Al Gore will forever remain a mystery with regard to the net effects of his politics. During my Ph.D. research in the 1990s, and especially with my minor in political science, Gore was one of my biggest heroes. Earth in the Balance (and later An Inconvenient Truth) probably did more to raise awareness of environmental perils than anyone aside from perhaps Rachel Carson. Eventually, however, I caught on to the fact that Gore was also one of the world’s leading proponents of “sustainable growth,” the oxymoronic bane of the steady-state program. Along with Bill and Hillary Clinton, Gore favored the win-win rhetoric that “there is no conflict between growing the economy and protecting the environment.”
The CASSE network, myself included, has tried on many occasions to reach Gore and encourage him to come clean on the fundamental conflict between economic growth and environmental protection. Not that it’s easy to contact vice presidents while you’re swimming for your life in the river of political economy, trying not to drown while Big Foundation Money is funding all the win-win rhetoricians, keeping them more than afloat. But we’ve tried when we could, given the contacts available to us. Our guess is that Gore is quite familiar, by now, with the steady state economy as the sustainable alternative to growth. His intransigence in sticking with the win-win rhetoric tells us plenty.
In Planet, then, we see the sad demise of a surely well-meaning but ultimately corrupted, win-win politician. The segment on “Blood and Gore” is most telling. Gore teamed up with David Blood (who spent 18 years at Goldman Sachs) to establish Generation Investment Management, known most notoriously for its investment in Brazilian sugar cane, where the industry creates severe pollution problems and pushes indigenous Amazonians straight out of their very cultures. The last scene of Gore, cynically defending the hypocrisy of his financial life, has to be one of the saddest clips in the film, albeit not as sad as the very last scene of the film, with the orangutan down to one last tree in a rainforest devastated for logs and biofuel and to make way for more sugar cane.

┄┄┄┄┄┄

(Instruction): Reproduce the Al Gore review from the words "The CASSE network, myself" through "tells us plenty.", substituting "sink" for "drown".

┄┄┄┄┄┄

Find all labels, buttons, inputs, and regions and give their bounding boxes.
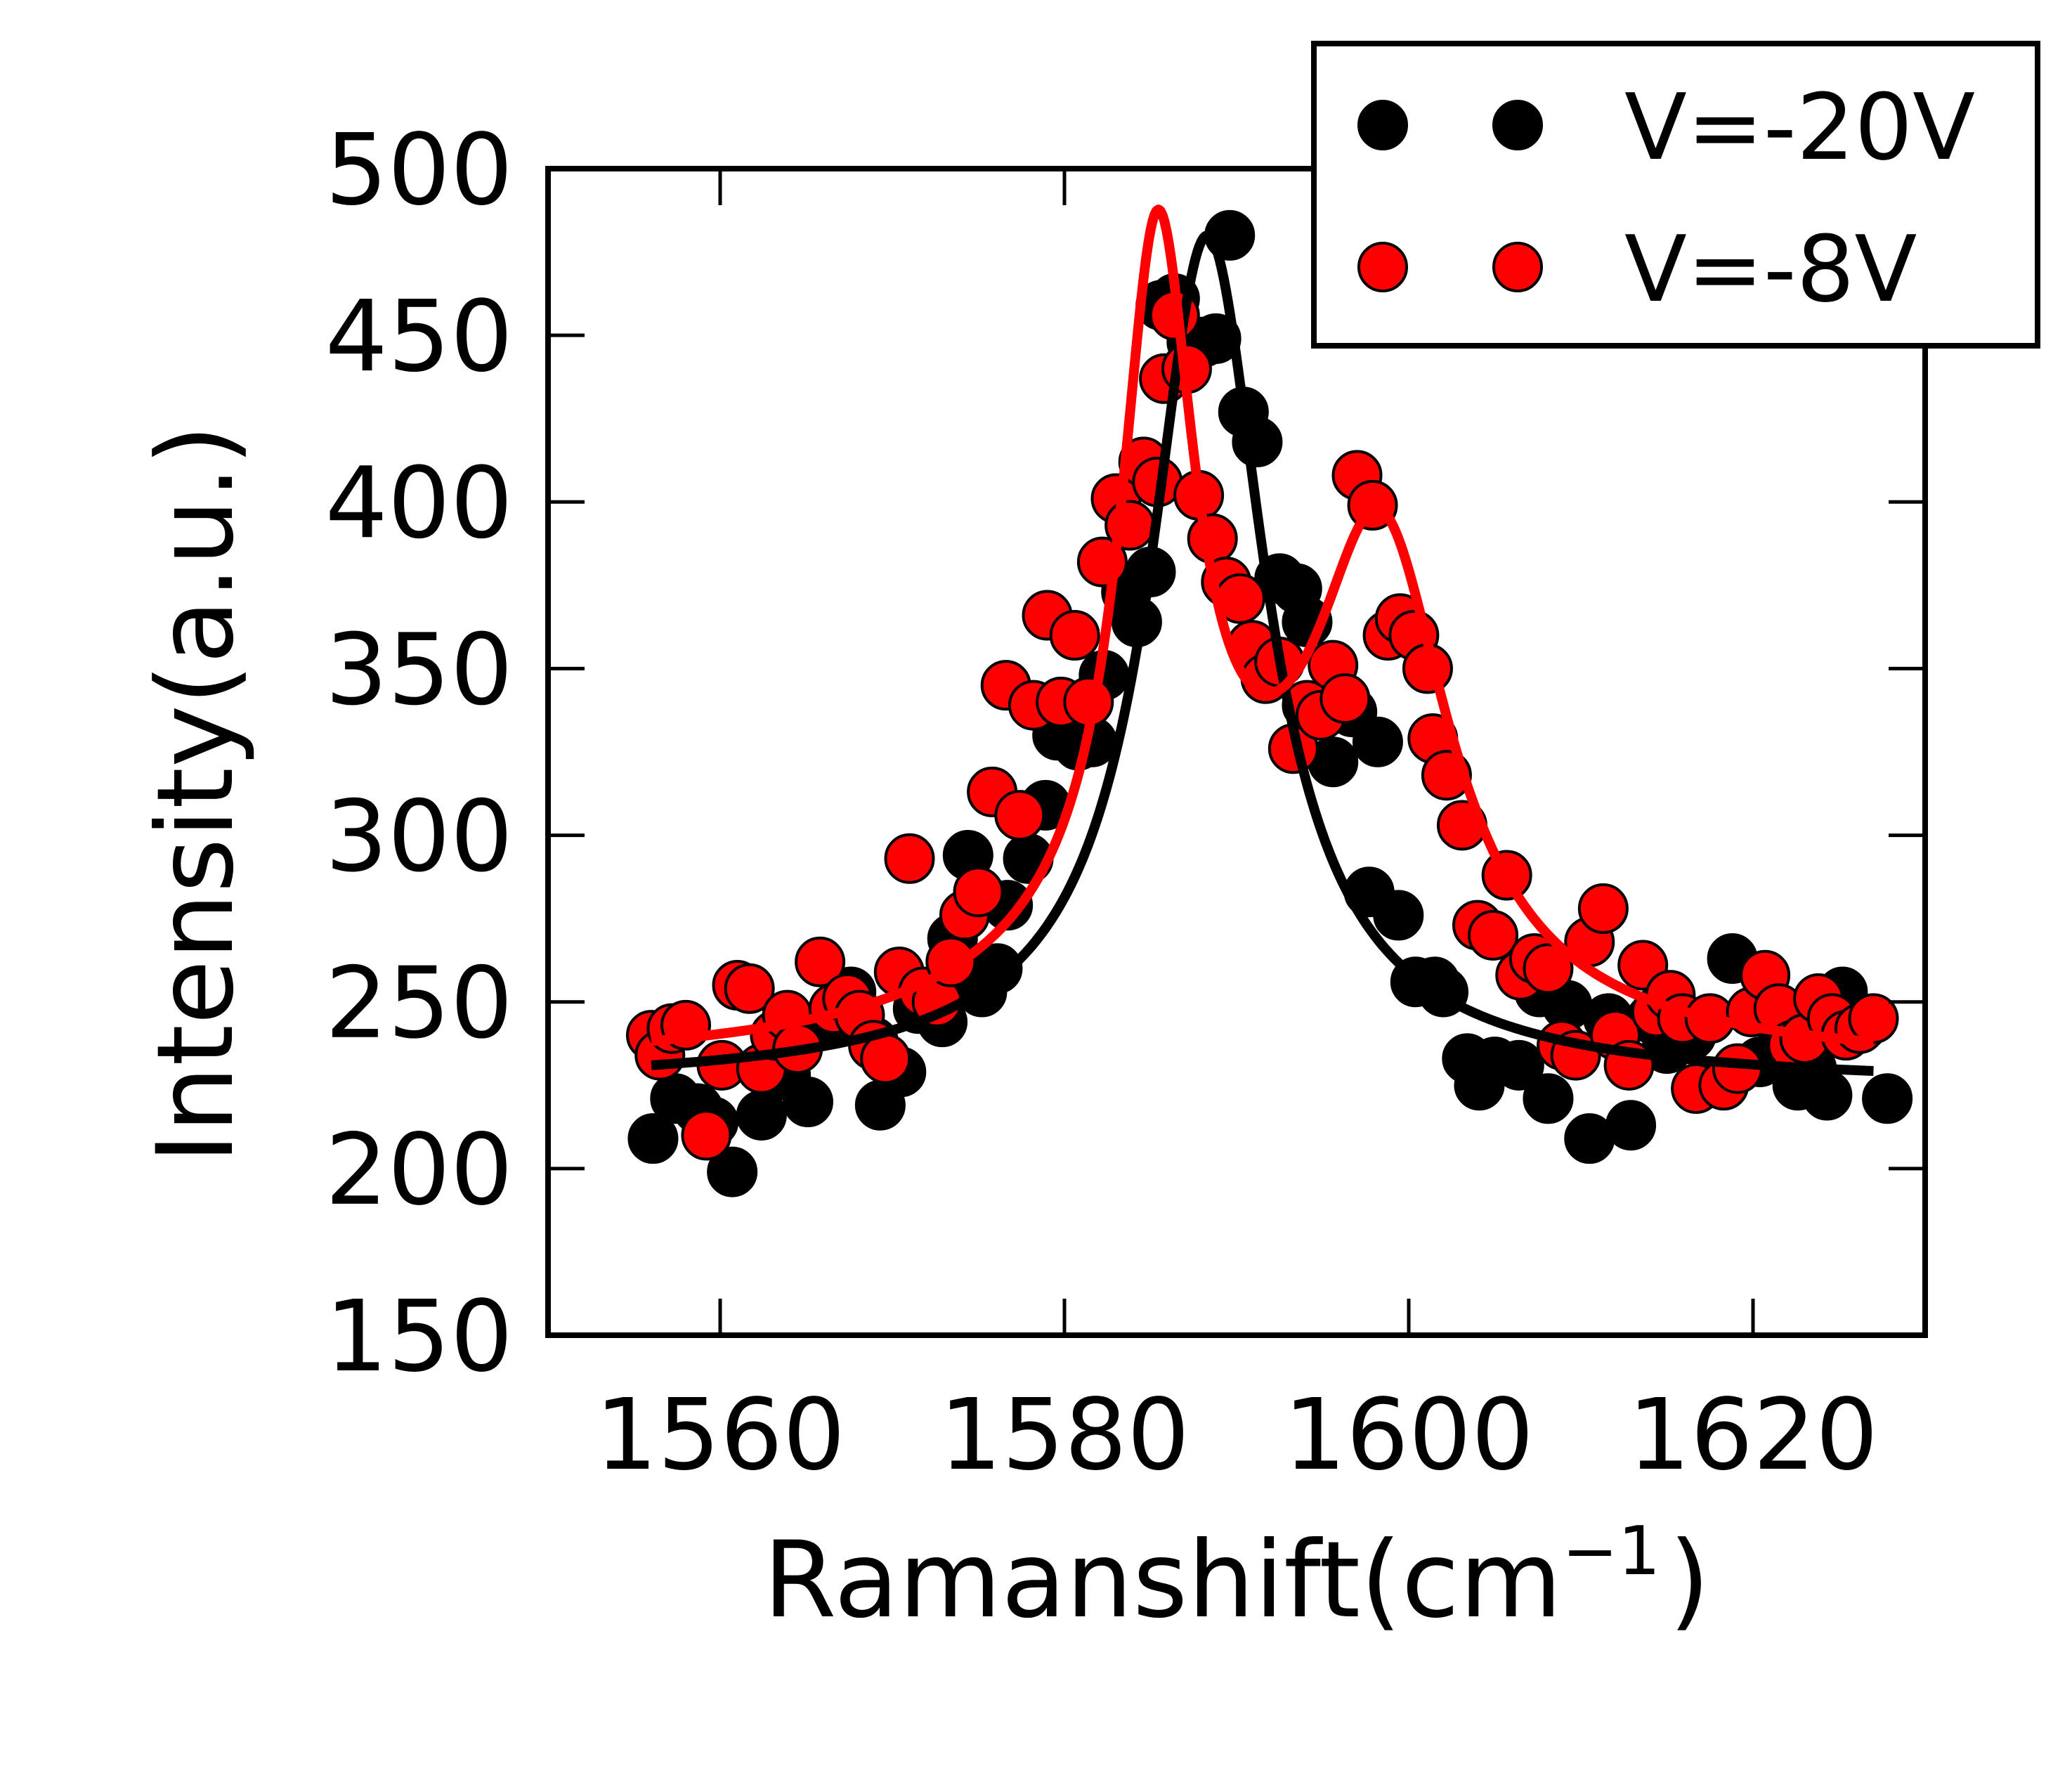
x-tick-label: 1580	[939, 1378, 1190, 1493]
data-point	[1605, 1100, 1657, 1151]
y-tick-label: 400	[325, 446, 513, 561]
x-tick-label: 1600	[1284, 1378, 1534, 1493]
fit-line-v-20	[648, 230, 1877, 1076]
data-point	[1320, 673, 1371, 725]
y-axis-label: Intensity(a.u.)	[135, 424, 257, 1164]
data-point	[1049, 610, 1100, 661]
y-tick-label: 250	[325, 947, 513, 1061]
data-point	[795, 936, 846, 987]
data-point	[1523, 1073, 1574, 1124]
y-tick-label: 300	[325, 780, 513, 895]
data-point	[860, 1033, 911, 1084]
y-tick-label: 350	[325, 613, 513, 727]
data-point	[1468, 909, 1519, 961]
legend: V=-20V V=-8V	[1311, 41, 2040, 349]
fit-line-v-8	[648, 204, 1877, 1047]
data-point	[884, 833, 935, 884]
data-point	[994, 790, 1045, 841]
plot-frame	[545, 166, 1928, 1338]
data-point	[1352, 716, 1403, 767]
data-point	[1523, 943, 1574, 994]
data-point	[707, 1146, 758, 1197]
data-point	[1493, 1039, 1544, 1091]
data-point	[953, 866, 1004, 918]
data-point	[782, 1077, 833, 1127]
data-point	[1577, 883, 1629, 934]
x-axis-label: Ramanshift(cm−1)	[763, 1513, 1710, 1642]
data-point	[1373, 890, 1424, 941]
x-tick-label: 1620	[1628, 1378, 1878, 1493]
series-layer	[626, 204, 1913, 1197]
legend-marker-black-2	[1492, 100, 1543, 150]
y-tick-label: 200	[325, 1113, 513, 1228]
y-tick-labels: 150 200 250 300 350 400 450 500	[325, 113, 513, 1394]
x-tick-label: 1560	[595, 1378, 845, 1493]
data-point	[627, 1113, 679, 1164]
x-tick-labels: 1560 1580 1600 1620	[595, 1378, 1878, 1493]
data-point	[1232, 416, 1283, 467]
data-point	[724, 963, 775, 1014]
y-tick-label: 450	[325, 280, 513, 394]
data-point	[1801, 1070, 1853, 1121]
legend-marker-black-1	[1357, 100, 1408, 150]
data-point	[1862, 1073, 1913, 1124]
legend-marker-red-2	[1492, 242, 1543, 292]
y-tick-label: 500	[325, 113, 513, 228]
legend-marker-red-1	[1357, 242, 1408, 292]
data-point	[1848, 993, 1899, 1044]
legend-label-v-20: V=-20V	[1624, 74, 1975, 181]
y-tick-label: 150	[325, 1280, 513, 1394]
data-point	[681, 1110, 732, 1161]
legend-label-v-8: V=-8V	[1624, 216, 1917, 323]
legend-box	[1311, 41, 2040, 349]
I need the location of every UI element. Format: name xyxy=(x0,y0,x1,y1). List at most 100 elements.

┄┄┄┄┄┄

(Output for this task):
The CASSE network, myself included, has tried on many occasions to reach Gore and encourage him to come clean on the fundamental conflict between economic growth and environmental protection. Not that it’s easy to contact vice presidents while you’re swimming for your life in the river of political economy, trying not to sink while Big Foundation Money is funding all the win-win rhetoricians, keeping them more than afloat. But we’ve tried when we could, given the contacts available to us. Our guess is that Gore is quite familiar, by now, with the steady state economy as the sustainable alternative to growth. His intransigence in sticking with the win-win rhetoric tells us plenty.